--- begin RECORDS TO USE ---

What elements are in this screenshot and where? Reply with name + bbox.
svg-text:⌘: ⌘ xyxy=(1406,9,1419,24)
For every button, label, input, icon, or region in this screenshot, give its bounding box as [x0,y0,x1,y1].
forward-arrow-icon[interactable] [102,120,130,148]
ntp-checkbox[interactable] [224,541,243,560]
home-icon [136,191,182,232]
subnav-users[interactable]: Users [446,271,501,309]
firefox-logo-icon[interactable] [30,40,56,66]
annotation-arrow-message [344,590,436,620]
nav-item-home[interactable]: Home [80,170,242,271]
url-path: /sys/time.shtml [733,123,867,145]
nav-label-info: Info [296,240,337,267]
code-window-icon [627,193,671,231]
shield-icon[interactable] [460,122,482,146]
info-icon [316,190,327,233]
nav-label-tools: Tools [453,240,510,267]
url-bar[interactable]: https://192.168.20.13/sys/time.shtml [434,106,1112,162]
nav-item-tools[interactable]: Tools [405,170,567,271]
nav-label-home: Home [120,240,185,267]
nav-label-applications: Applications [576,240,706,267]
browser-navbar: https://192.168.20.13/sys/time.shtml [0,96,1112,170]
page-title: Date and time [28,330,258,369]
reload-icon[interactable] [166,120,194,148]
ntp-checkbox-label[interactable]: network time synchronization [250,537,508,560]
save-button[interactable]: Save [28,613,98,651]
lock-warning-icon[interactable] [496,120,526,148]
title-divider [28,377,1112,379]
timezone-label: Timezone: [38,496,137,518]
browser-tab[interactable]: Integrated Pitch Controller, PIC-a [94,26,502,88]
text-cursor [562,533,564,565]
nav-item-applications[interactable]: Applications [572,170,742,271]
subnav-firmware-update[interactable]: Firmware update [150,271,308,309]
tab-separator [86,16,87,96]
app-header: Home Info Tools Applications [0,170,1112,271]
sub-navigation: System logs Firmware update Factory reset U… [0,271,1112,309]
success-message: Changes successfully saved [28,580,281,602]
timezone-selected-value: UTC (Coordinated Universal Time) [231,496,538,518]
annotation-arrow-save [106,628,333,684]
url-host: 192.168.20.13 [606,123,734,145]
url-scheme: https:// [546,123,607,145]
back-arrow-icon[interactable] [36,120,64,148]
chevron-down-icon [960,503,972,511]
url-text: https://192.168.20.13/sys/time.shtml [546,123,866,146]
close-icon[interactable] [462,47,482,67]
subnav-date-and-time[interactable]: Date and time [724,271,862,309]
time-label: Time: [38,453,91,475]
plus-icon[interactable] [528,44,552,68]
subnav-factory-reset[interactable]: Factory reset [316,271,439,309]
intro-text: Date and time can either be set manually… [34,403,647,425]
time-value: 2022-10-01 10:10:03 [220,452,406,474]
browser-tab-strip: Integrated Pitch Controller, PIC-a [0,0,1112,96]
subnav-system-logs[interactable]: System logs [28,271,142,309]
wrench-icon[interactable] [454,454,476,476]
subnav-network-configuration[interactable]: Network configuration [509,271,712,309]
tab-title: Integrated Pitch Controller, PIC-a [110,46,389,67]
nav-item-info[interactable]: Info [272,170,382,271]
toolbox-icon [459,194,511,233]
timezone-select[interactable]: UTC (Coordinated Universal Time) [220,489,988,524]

--- end RECORDS TO USE ---
--- begin RECORDS TO USE ---

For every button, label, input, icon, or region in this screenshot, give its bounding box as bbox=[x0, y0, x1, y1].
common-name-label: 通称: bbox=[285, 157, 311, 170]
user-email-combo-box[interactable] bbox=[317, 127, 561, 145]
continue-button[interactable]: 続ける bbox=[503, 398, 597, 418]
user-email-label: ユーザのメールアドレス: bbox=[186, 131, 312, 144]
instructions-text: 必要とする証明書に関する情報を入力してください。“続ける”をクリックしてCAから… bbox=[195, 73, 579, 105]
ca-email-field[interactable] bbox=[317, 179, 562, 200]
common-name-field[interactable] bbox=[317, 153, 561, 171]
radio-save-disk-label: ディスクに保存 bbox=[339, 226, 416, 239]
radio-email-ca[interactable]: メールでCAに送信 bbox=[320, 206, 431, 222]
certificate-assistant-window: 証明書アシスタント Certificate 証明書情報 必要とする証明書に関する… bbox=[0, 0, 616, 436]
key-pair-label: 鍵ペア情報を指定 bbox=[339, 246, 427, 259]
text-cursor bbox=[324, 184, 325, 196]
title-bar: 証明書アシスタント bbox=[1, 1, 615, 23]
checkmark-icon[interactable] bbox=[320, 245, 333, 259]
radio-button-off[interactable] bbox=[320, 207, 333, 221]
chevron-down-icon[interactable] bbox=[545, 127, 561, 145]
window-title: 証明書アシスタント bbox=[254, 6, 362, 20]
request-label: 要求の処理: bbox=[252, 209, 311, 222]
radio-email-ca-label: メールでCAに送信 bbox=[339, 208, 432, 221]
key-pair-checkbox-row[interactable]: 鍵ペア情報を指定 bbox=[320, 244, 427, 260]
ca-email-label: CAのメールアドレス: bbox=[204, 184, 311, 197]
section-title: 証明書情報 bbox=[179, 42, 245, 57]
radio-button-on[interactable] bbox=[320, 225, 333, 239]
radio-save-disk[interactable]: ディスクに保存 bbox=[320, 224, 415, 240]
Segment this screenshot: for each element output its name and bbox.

--- end RECORDS TO USE ---
--- begin RECORDS TO USE ---

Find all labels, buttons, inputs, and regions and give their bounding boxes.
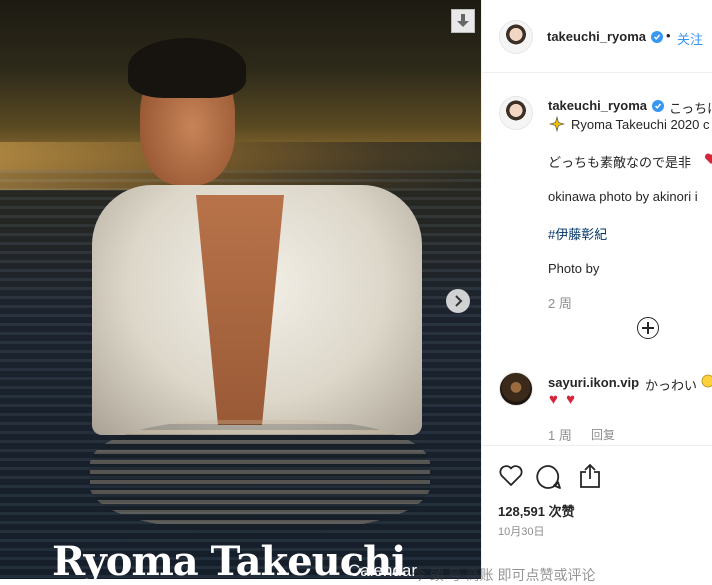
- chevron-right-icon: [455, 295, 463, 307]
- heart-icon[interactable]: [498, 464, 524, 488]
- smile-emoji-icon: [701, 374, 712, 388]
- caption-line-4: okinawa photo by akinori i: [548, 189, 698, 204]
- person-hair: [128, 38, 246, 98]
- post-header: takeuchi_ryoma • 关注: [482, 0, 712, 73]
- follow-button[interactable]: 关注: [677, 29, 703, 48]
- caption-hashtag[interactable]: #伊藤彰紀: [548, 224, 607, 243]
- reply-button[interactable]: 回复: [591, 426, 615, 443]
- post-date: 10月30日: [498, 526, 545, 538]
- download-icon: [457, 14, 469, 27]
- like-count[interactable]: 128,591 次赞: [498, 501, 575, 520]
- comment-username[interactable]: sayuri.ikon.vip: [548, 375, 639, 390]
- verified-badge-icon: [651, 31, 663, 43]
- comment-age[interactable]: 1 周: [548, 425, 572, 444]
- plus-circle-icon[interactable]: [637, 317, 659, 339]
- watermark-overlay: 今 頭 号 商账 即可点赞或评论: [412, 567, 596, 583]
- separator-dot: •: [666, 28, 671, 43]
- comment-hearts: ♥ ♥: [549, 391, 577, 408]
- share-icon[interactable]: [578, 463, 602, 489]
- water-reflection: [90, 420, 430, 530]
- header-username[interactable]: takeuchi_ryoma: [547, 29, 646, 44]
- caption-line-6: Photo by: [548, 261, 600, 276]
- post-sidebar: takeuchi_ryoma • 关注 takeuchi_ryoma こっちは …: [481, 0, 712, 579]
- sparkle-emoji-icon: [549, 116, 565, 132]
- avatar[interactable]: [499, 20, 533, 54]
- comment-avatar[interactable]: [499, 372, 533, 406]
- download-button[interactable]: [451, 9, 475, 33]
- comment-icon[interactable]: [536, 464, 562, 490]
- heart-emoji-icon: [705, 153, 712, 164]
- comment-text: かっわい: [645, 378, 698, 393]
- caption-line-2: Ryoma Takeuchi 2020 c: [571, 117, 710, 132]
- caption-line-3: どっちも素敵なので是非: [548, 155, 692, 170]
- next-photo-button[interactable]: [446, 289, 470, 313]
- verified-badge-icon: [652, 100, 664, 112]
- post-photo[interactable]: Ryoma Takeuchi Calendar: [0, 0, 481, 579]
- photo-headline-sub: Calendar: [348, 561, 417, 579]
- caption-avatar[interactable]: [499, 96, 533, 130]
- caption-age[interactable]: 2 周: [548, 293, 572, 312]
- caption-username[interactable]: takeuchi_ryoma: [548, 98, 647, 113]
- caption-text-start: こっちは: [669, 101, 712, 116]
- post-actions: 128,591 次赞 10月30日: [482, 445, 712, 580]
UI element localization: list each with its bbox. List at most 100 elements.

--- end RECORDS TO USE ---

→ WHAT IS REQUIRED
Duplicate the part that opens with the line containing "- chevron-right-icon: [455, 295, 463, 307]" and closes with the line containing "- comment-text: かっわい: [645, 378, 698, 393]", both included.

→ TASK RESULT
- chevron-right-icon: [455, 295, 463, 307]
- heart-icon[interactable]: [498, 464, 524, 488]
- smile-emoji-icon: [701, 374, 712, 388]
- caption-line-4: okinawa photo by akinori i: [548, 189, 698, 204]
- person-hair: [128, 38, 246, 98]
- post-header: takeuchi_ryoma • 关注: [482, 0, 712, 73]
- follow-button[interactable]: 关注: [677, 29, 703, 48]
- caption-hashtag[interactable]: #伊藤彰紀: [548, 224, 607, 243]
- reply-button[interactable]: 回复: [591, 426, 615, 443]
- post-date: 10月30日: [498, 526, 545, 538]
- download-icon: [457, 14, 469, 27]
- like-count[interactable]: 128,591 次赞: [498, 501, 575, 520]
- comment-username[interactable]: sayuri.ikon.vip: [548, 375, 639, 390]
- verified-badge-icon: [651, 31, 663, 43]
- comment-age[interactable]: 1 周: [548, 425, 572, 444]
- plus-circle-icon[interactable]: [637, 317, 659, 339]
- watermark-overlay: 今 頭 号 商账 即可点赞或评论: [412, 567, 596, 583]
- separator-dot: •: [666, 28, 671, 43]
- comment-hearts: ♥ ♥: [549, 391, 577, 408]
- share-icon[interactable]: [578, 463, 602, 489]
- water-reflection: [90, 420, 430, 530]
- header-username[interactable]: takeuchi_ryoma: [547, 29, 646, 44]
- caption-line-6: Photo by: [548, 261, 600, 276]
- post-sidebar: takeuchi_ryoma • 关注 takeuchi_ryoma こっちは …: [481, 0, 712, 579]
- sparkle-emoji-icon: [549, 116, 565, 132]
- avatar[interactable]: [499, 20, 533, 54]
- comment-avatar[interactable]: [499, 372, 533, 406]
- download-button[interactable]: [451, 9, 475, 33]
- comment-icon[interactable]: [536, 464, 562, 490]
- heart-emoji-icon: [705, 153, 712, 164]
- comment-text: かっわい: [645, 378, 698, 393]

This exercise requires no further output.